WORK TO DO: Tell how many lines have the string "اطلاعات" in them, and write nothing besides the number.

----------

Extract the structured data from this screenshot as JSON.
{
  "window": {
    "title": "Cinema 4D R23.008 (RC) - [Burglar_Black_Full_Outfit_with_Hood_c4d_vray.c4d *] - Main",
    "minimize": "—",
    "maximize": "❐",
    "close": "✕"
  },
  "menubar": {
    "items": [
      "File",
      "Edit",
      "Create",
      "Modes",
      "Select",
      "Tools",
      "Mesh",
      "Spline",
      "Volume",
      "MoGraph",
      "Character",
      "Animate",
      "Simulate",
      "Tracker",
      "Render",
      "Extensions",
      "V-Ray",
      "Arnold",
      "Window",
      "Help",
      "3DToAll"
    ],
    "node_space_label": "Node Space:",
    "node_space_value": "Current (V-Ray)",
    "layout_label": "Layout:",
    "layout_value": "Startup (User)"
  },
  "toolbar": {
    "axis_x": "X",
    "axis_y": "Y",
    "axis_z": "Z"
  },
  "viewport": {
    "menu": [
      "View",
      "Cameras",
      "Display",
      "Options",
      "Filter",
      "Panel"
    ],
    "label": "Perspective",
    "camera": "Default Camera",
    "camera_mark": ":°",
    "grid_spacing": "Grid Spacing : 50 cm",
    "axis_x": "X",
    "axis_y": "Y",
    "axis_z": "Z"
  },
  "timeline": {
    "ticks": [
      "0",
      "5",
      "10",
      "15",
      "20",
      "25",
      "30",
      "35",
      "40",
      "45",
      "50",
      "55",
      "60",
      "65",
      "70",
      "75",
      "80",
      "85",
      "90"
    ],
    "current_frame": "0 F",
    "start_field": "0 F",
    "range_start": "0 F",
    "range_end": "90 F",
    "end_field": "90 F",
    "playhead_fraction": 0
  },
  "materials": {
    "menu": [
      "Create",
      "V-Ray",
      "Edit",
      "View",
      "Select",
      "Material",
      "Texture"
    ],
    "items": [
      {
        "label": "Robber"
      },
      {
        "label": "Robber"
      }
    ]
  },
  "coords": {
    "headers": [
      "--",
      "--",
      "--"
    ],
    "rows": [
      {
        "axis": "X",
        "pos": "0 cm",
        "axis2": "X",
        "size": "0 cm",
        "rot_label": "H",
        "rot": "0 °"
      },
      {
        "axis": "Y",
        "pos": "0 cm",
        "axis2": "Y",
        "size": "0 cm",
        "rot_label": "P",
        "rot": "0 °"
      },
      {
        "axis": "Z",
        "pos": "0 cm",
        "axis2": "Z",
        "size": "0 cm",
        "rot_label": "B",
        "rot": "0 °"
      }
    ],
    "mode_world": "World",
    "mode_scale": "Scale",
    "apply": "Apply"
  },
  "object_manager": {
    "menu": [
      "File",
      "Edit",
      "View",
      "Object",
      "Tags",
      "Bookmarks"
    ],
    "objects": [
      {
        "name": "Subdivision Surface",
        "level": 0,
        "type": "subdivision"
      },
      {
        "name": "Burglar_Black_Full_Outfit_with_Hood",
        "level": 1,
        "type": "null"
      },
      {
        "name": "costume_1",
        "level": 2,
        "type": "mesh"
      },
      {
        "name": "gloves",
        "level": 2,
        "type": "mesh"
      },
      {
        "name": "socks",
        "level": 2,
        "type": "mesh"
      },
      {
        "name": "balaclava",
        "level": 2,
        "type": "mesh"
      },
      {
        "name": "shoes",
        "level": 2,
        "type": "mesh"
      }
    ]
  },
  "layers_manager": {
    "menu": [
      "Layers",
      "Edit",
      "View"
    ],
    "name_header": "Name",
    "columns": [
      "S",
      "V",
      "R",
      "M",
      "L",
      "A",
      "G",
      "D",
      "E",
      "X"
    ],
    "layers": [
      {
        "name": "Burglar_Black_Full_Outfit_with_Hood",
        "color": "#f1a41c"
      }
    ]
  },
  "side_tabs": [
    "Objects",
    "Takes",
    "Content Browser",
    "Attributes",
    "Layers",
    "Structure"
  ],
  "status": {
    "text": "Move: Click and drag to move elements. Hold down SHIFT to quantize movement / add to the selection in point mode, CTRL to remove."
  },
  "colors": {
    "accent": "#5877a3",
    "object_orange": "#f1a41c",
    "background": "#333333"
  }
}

----------

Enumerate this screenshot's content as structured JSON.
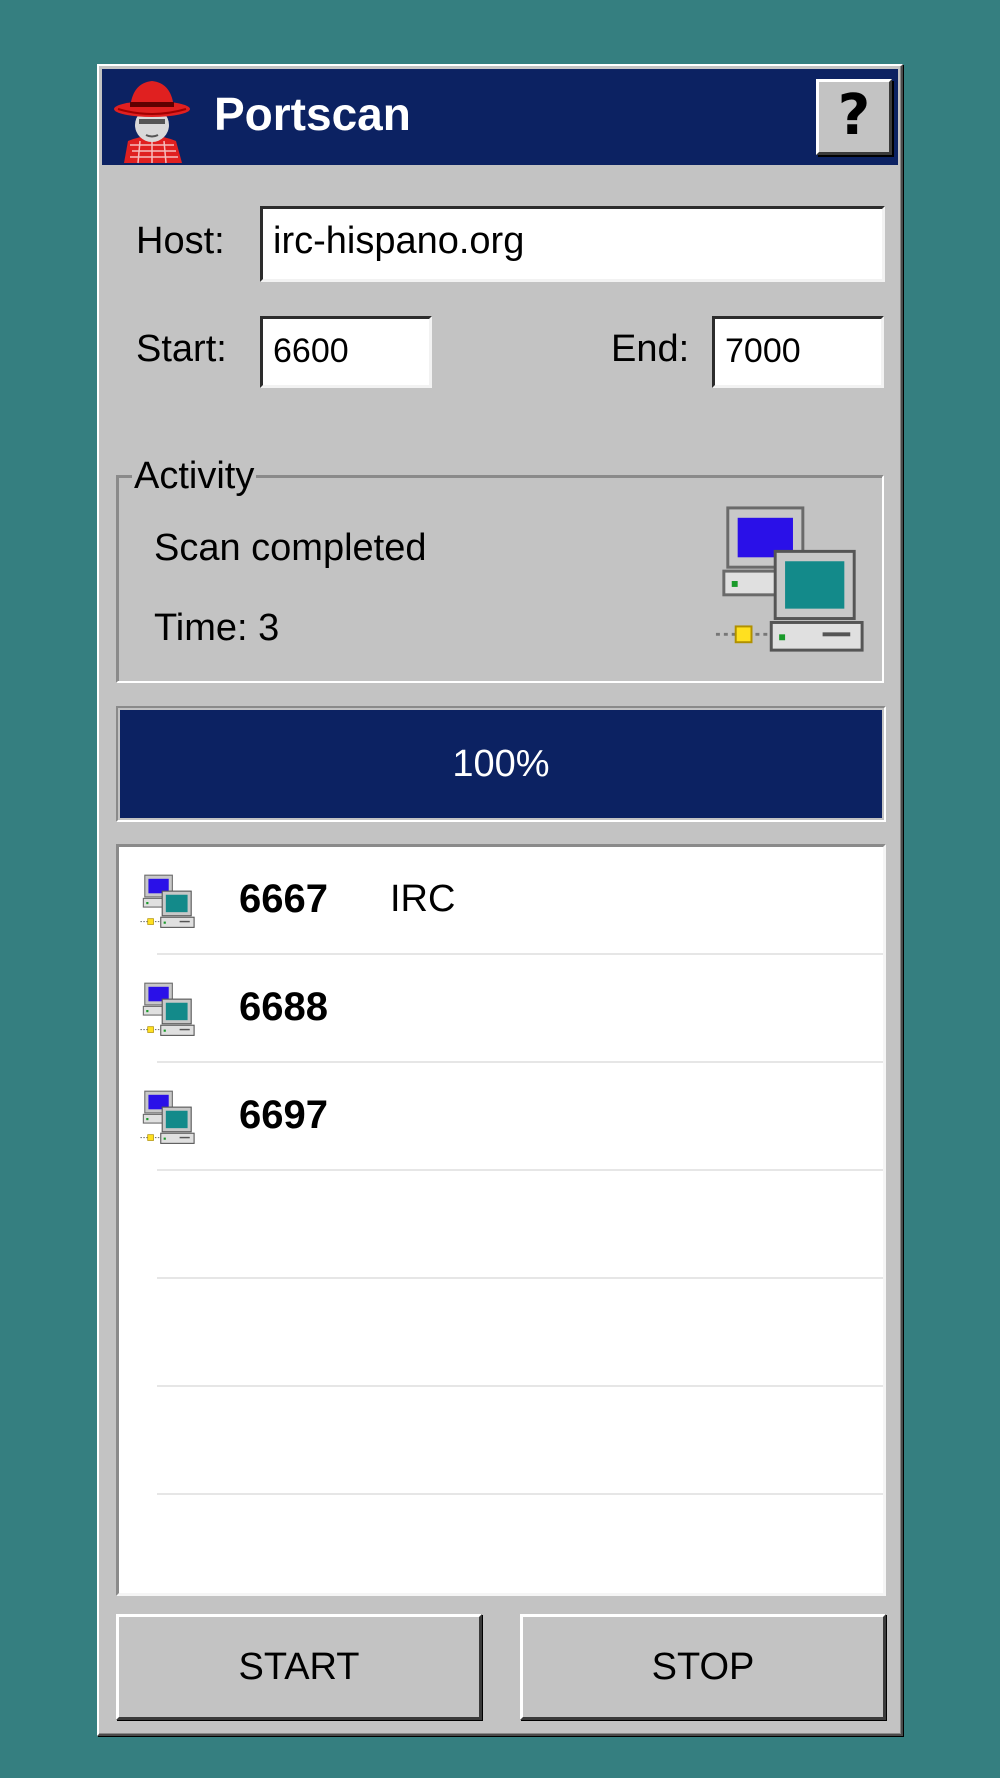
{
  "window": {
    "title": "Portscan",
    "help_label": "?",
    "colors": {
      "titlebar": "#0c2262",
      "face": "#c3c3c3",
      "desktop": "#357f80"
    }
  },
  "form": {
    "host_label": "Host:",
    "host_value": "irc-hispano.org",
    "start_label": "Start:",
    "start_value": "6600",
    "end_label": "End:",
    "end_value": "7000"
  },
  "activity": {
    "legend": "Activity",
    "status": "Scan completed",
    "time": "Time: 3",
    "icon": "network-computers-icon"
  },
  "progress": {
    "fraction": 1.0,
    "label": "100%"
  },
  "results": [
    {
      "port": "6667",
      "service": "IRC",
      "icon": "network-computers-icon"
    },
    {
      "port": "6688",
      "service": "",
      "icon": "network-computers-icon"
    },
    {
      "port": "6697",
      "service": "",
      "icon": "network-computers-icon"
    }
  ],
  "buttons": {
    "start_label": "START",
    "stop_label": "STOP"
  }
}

----------

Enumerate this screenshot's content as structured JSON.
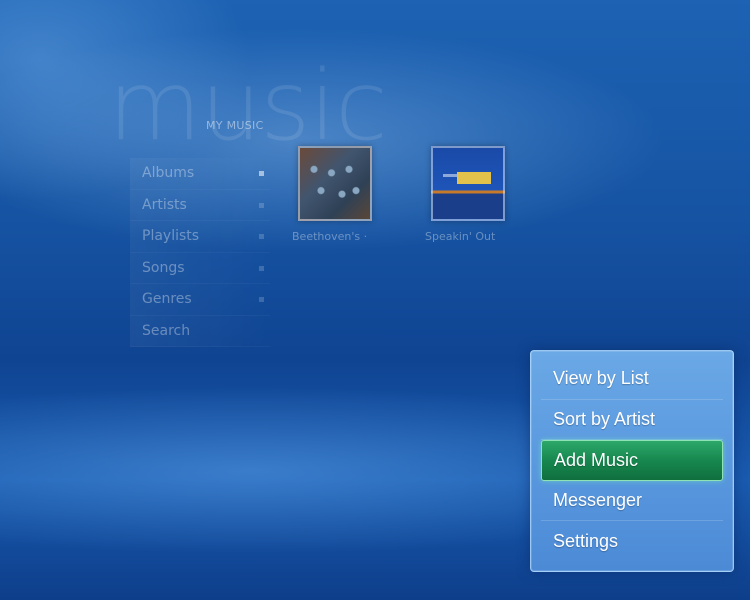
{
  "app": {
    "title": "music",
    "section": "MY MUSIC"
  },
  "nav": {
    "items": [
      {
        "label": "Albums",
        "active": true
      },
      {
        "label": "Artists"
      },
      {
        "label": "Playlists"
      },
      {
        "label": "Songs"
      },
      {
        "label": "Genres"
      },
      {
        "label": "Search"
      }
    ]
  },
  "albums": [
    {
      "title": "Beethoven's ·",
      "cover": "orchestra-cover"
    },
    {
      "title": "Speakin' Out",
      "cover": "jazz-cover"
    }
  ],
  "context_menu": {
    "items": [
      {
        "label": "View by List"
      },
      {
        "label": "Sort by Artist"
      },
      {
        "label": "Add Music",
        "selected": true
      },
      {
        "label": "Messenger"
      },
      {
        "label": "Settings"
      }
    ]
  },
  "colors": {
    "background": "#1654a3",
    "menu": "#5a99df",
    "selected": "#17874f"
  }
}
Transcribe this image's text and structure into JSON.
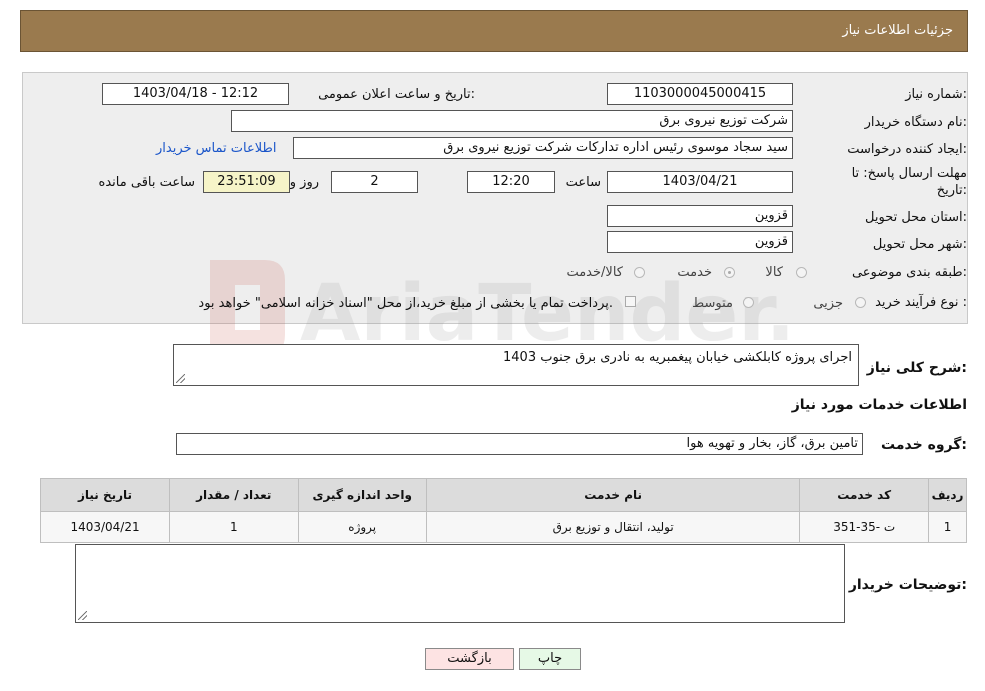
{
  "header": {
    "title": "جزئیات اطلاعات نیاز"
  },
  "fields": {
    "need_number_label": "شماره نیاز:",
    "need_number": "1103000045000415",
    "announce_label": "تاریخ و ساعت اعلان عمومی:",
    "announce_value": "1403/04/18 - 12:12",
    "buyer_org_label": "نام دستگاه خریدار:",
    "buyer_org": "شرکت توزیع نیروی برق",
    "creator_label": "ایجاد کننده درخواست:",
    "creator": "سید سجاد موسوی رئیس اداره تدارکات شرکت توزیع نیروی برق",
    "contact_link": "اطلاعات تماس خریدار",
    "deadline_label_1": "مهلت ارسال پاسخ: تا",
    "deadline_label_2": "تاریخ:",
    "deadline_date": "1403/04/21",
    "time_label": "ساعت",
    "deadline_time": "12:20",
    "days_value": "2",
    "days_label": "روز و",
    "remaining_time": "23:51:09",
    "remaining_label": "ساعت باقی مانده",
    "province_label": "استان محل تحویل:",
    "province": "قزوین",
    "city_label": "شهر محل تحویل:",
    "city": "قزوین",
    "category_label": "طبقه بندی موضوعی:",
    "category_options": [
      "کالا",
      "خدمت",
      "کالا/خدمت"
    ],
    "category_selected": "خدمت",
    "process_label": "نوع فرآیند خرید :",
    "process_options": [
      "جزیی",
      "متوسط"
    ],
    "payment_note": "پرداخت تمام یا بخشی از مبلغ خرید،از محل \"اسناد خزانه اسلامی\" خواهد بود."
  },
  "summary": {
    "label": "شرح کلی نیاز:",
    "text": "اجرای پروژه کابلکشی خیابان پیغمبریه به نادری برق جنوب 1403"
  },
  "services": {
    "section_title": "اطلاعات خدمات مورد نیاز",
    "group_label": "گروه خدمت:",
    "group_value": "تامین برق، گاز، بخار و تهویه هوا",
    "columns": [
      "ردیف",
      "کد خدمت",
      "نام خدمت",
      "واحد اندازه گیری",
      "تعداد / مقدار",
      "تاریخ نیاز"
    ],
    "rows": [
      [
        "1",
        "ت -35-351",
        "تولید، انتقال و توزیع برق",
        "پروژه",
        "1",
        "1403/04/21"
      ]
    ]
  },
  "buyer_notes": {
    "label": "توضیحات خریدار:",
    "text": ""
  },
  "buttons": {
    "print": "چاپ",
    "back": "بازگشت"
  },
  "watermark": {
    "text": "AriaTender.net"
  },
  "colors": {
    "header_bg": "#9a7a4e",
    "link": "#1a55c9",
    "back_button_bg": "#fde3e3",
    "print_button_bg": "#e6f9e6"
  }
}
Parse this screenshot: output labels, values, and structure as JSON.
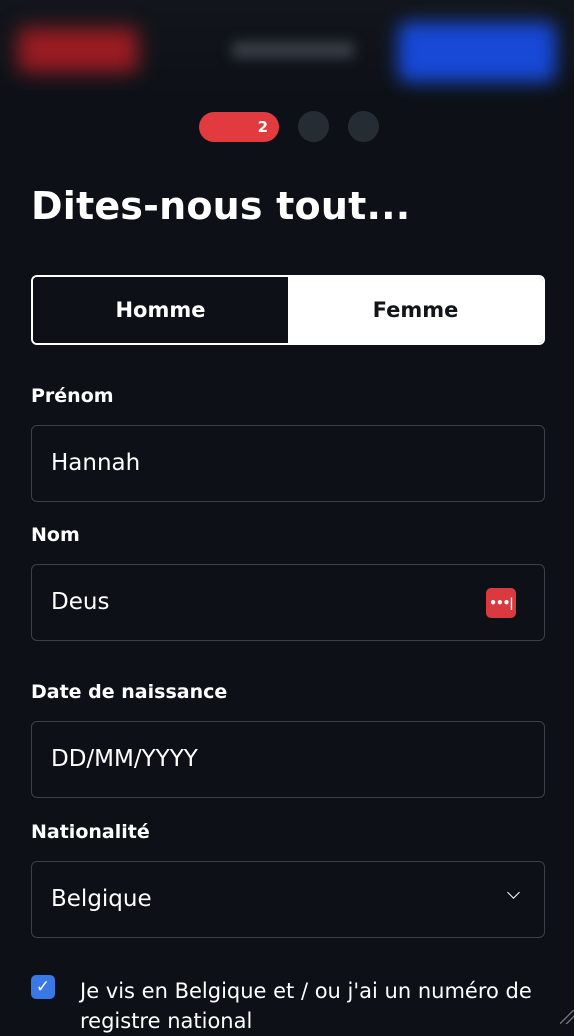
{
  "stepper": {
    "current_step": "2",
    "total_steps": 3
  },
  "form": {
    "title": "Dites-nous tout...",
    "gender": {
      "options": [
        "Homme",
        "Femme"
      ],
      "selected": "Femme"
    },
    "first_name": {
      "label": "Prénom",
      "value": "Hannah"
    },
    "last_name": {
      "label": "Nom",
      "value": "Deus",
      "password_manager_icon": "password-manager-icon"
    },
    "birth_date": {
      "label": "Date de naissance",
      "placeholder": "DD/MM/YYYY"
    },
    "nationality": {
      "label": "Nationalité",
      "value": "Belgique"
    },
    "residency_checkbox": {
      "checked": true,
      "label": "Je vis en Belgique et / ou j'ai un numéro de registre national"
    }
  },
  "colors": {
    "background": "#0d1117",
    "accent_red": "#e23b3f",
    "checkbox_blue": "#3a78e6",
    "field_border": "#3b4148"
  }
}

----------

TASK RESPONSE: 3